**To do**
Repeat each entry as written and leave the images out of the copy.

■ ■ ■

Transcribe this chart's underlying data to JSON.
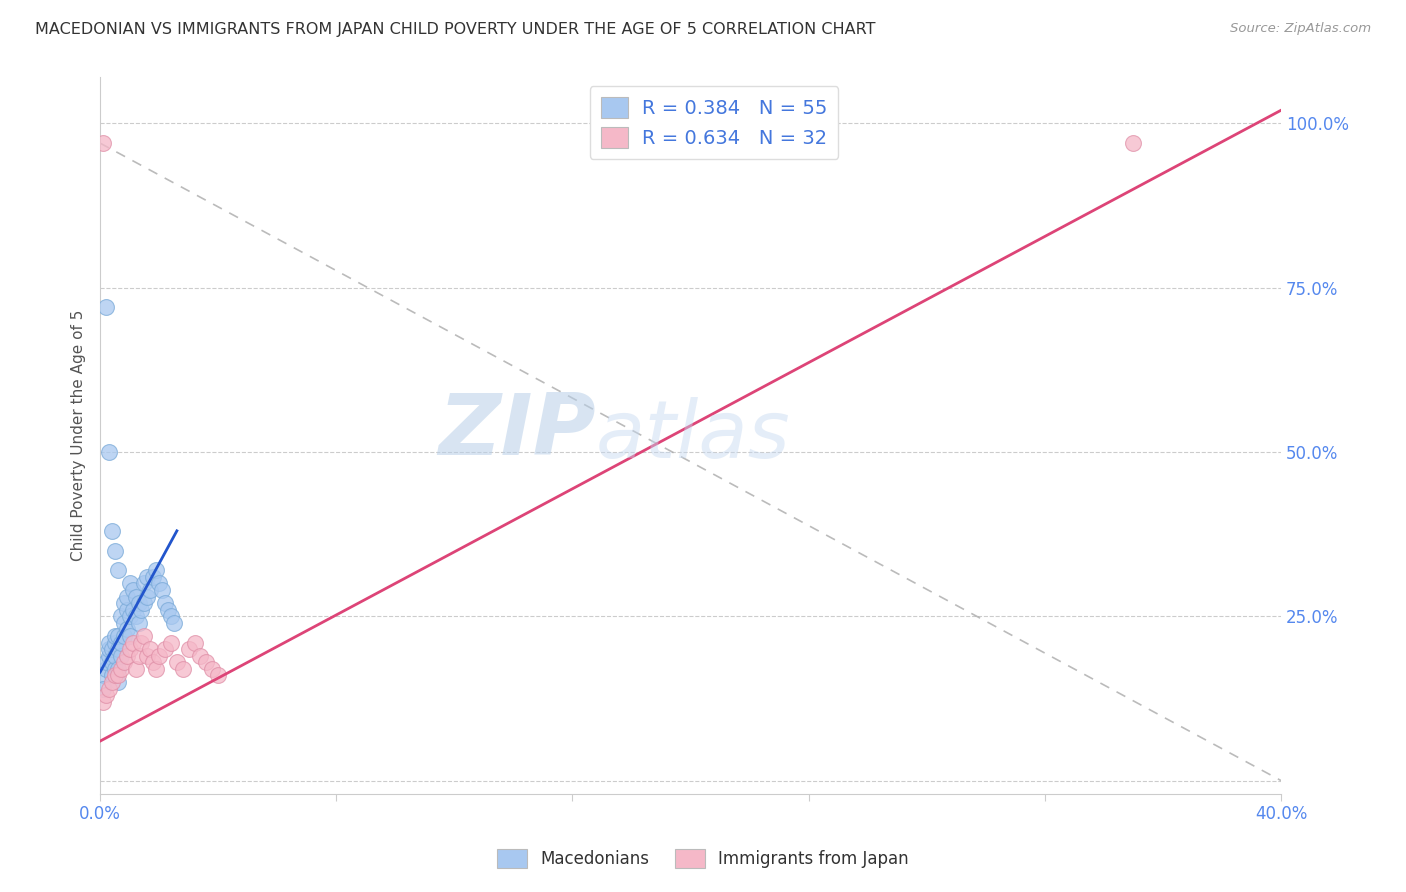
{
  "title": "MACEDONIAN VS IMMIGRANTS FROM JAPAN CHILD POVERTY UNDER THE AGE OF 5 CORRELATION CHART",
  "source": "Source: ZipAtlas.com",
  "ylabel": "Child Poverty Under the Age of 5",
  "xlim": [
    0.0,
    0.4
  ],
  "ylim": [
    -0.02,
    1.07
  ],
  "macedonian_color": "#a8c8f0",
  "macedonian_edge": "#7aaad8",
  "japan_color": "#f5b8c8",
  "japan_edge": "#e090a8",
  "macedonian_line_color": "#2255cc",
  "japan_line_color": "#dd4477",
  "diagonal_color": "#aaaaaa",
  "watermark_color": "#d0e4f5",
  "label1": "Macedonians",
  "label2": "Immigrants from Japan",
  "legend_text1": "R = 0.384   N = 55",
  "legend_text2": "R = 0.634   N = 32",
  "mac_x": [
    0.001,
    0.002,
    0.002,
    0.003,
    0.003,
    0.003,
    0.004,
    0.004,
    0.004,
    0.005,
    0.005,
    0.005,
    0.005,
    0.006,
    0.006,
    0.006,
    0.006,
    0.007,
    0.007,
    0.007,
    0.008,
    0.008,
    0.008,
    0.009,
    0.009,
    0.009,
    0.01,
    0.01,
    0.01,
    0.011,
    0.011,
    0.012,
    0.012,
    0.013,
    0.013,
    0.014,
    0.015,
    0.015,
    0.016,
    0.016,
    0.017,
    0.018,
    0.019,
    0.02,
    0.021,
    0.022,
    0.023,
    0.024,
    0.025,
    0.001,
    0.002,
    0.003,
    0.004,
    0.005,
    0.006
  ],
  "mac_y": [
    0.16,
    0.17,
    0.18,
    0.19,
    0.2,
    0.21,
    0.16,
    0.18,
    0.2,
    0.17,
    0.19,
    0.21,
    0.22,
    0.15,
    0.17,
    0.2,
    0.22,
    0.19,
    0.21,
    0.25,
    0.22,
    0.24,
    0.27,
    0.23,
    0.26,
    0.28,
    0.22,
    0.25,
    0.3,
    0.26,
    0.29,
    0.25,
    0.28,
    0.24,
    0.27,
    0.26,
    0.27,
    0.3,
    0.28,
    0.31,
    0.29,
    0.31,
    0.32,
    0.3,
    0.29,
    0.27,
    0.26,
    0.25,
    0.24,
    0.14,
    0.72,
    0.5,
    0.38,
    0.35,
    0.32
  ],
  "jap_x": [
    0.001,
    0.002,
    0.003,
    0.004,
    0.005,
    0.006,
    0.007,
    0.008,
    0.009,
    0.01,
    0.011,
    0.012,
    0.013,
    0.014,
    0.015,
    0.016,
    0.017,
    0.018,
    0.019,
    0.02,
    0.022,
    0.024,
    0.026,
    0.028,
    0.03,
    0.032,
    0.034,
    0.036,
    0.038,
    0.04,
    0.35,
    0.001
  ],
  "jap_y": [
    0.12,
    0.13,
    0.14,
    0.15,
    0.16,
    0.16,
    0.17,
    0.18,
    0.19,
    0.2,
    0.21,
    0.17,
    0.19,
    0.21,
    0.22,
    0.19,
    0.2,
    0.18,
    0.17,
    0.19,
    0.2,
    0.21,
    0.18,
    0.17,
    0.2,
    0.21,
    0.19,
    0.18,
    0.17,
    0.16,
    0.97,
    0.97
  ],
  "mac_line": {
    "x0": 0.0,
    "y0": 0.165,
    "x1": 0.026,
    "y1": 0.38
  },
  "jap_line": {
    "x0": 0.0,
    "y0": 0.06,
    "x1": 0.4,
    "y1": 1.02
  },
  "diag_line": {
    "x0": 0.0,
    "y0": 0.97,
    "x1": 0.4,
    "y1": 0.0
  },
  "xtick_positions": [
    0.0,
    0.08,
    0.16,
    0.24,
    0.32,
    0.4
  ],
  "xtick_labels": [
    "0.0%",
    "",
    "",
    "",
    "",
    "40.0%"
  ],
  "ytick_right_positions": [
    0.0,
    0.25,
    0.5,
    0.75,
    1.0
  ],
  "ytick_right_labels": [
    "",
    "25.0%",
    "50.0%",
    "75.0%",
    "100.0%"
  ]
}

■ ■ ■

**Written answer**
Transcribe this chart's underlying data to JSON.
{
  "title": "MACEDONIAN VS IMMIGRANTS FROM JAPAN CHILD POVERTY UNDER THE AGE OF 5 CORRELATION CHART",
  "source": "Source: ZipAtlas.com",
  "ylabel": "Child Poverty Under the Age of 5",
  "xlim": [
    0.0,
    0.4
  ],
  "ylim": [
    -0.02,
    1.07
  ],
  "macedonian_color": "#a8c8f0",
  "macedonian_edge": "#7aaad8",
  "japan_color": "#f5b8c8",
  "japan_edge": "#e090a8",
  "macedonian_line_color": "#2255cc",
  "japan_line_color": "#dd4477",
  "diagonal_color": "#aaaaaa",
  "watermark_color": "#d0e4f5",
  "label1": "Macedonians",
  "label2": "Immigrants from Japan",
  "legend_text1": "R = 0.384   N = 55",
  "legend_text2": "R = 0.634   N = 32",
  "mac_x": [
    0.001,
    0.002,
    0.002,
    0.003,
    0.003,
    0.003,
    0.004,
    0.004,
    0.004,
    0.005,
    0.005,
    0.005,
    0.005,
    0.006,
    0.006,
    0.006,
    0.006,
    0.007,
    0.007,
    0.007,
    0.008,
    0.008,
    0.008,
    0.009,
    0.009,
    0.009,
    0.01,
    0.01,
    0.01,
    0.011,
    0.011,
    0.012,
    0.012,
    0.013,
    0.013,
    0.014,
    0.015,
    0.015,
    0.016,
    0.016,
    0.017,
    0.018,
    0.019,
    0.02,
    0.021,
    0.022,
    0.023,
    0.024,
    0.025,
    0.001,
    0.002,
    0.003,
    0.004,
    0.005,
    0.006
  ],
  "mac_y": [
    0.16,
    0.17,
    0.18,
    0.19,
    0.2,
    0.21,
    0.16,
    0.18,
    0.2,
    0.17,
    0.19,
    0.21,
    0.22,
    0.15,
    0.17,
    0.2,
    0.22,
    0.19,
    0.21,
    0.25,
    0.22,
    0.24,
    0.27,
    0.23,
    0.26,
    0.28,
    0.22,
    0.25,
    0.3,
    0.26,
    0.29,
    0.25,
    0.28,
    0.24,
    0.27,
    0.26,
    0.27,
    0.3,
    0.28,
    0.31,
    0.29,
    0.31,
    0.32,
    0.3,
    0.29,
    0.27,
    0.26,
    0.25,
    0.24,
    0.14,
    0.72,
    0.5,
    0.38,
    0.35,
    0.32
  ],
  "jap_x": [
    0.001,
    0.002,
    0.003,
    0.004,
    0.005,
    0.006,
    0.007,
    0.008,
    0.009,
    0.01,
    0.011,
    0.012,
    0.013,
    0.014,
    0.015,
    0.016,
    0.017,
    0.018,
    0.019,
    0.02,
    0.022,
    0.024,
    0.026,
    0.028,
    0.03,
    0.032,
    0.034,
    0.036,
    0.038,
    0.04,
    0.35,
    0.001
  ],
  "jap_y": [
    0.12,
    0.13,
    0.14,
    0.15,
    0.16,
    0.16,
    0.17,
    0.18,
    0.19,
    0.2,
    0.21,
    0.17,
    0.19,
    0.21,
    0.22,
    0.19,
    0.2,
    0.18,
    0.17,
    0.19,
    0.2,
    0.21,
    0.18,
    0.17,
    0.2,
    0.21,
    0.19,
    0.18,
    0.17,
    0.16,
    0.97,
    0.97
  ],
  "mac_line": {
    "x0": 0.0,
    "y0": 0.165,
    "x1": 0.026,
    "y1": 0.38
  },
  "jap_line": {
    "x0": 0.0,
    "y0": 0.06,
    "x1": 0.4,
    "y1": 1.02
  },
  "diag_line": {
    "x0": 0.0,
    "y0": 0.97,
    "x1": 0.4,
    "y1": 0.0
  },
  "xtick_positions": [
    0.0,
    0.08,
    0.16,
    0.24,
    0.32,
    0.4
  ],
  "xtick_labels": [
    "0.0%",
    "",
    "",
    "",
    "",
    "40.0%"
  ],
  "ytick_right_positions": [
    0.0,
    0.25,
    0.5,
    0.75,
    1.0
  ],
  "ytick_right_labels": [
    "",
    "25.0%",
    "50.0%",
    "75.0%",
    "100.0%"
  ]
}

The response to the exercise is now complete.